## Problem description
Only the number is wanted: how many lines contain "color"?

## Listed entries

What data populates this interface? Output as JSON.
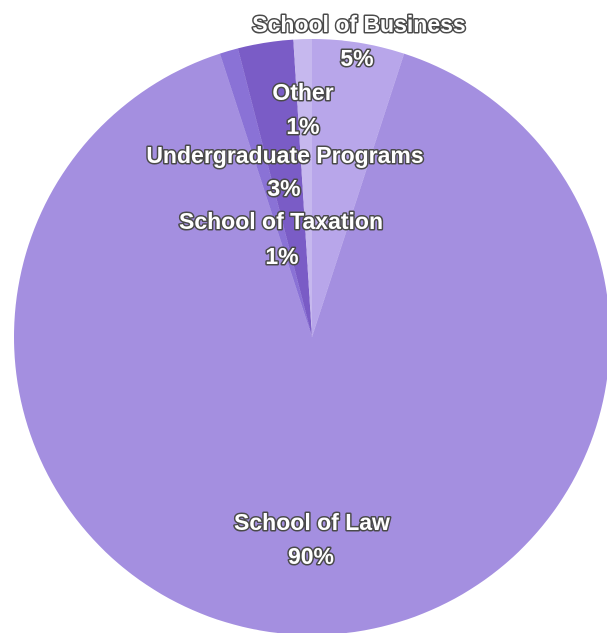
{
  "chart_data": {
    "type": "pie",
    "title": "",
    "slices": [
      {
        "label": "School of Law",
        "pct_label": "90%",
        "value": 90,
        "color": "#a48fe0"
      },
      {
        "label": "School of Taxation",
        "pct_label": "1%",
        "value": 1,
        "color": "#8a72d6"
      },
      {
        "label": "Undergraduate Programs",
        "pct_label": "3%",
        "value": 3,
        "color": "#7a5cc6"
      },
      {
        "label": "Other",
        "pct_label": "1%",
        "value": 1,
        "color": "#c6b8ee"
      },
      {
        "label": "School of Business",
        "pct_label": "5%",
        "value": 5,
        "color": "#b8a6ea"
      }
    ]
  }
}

## Written reply
5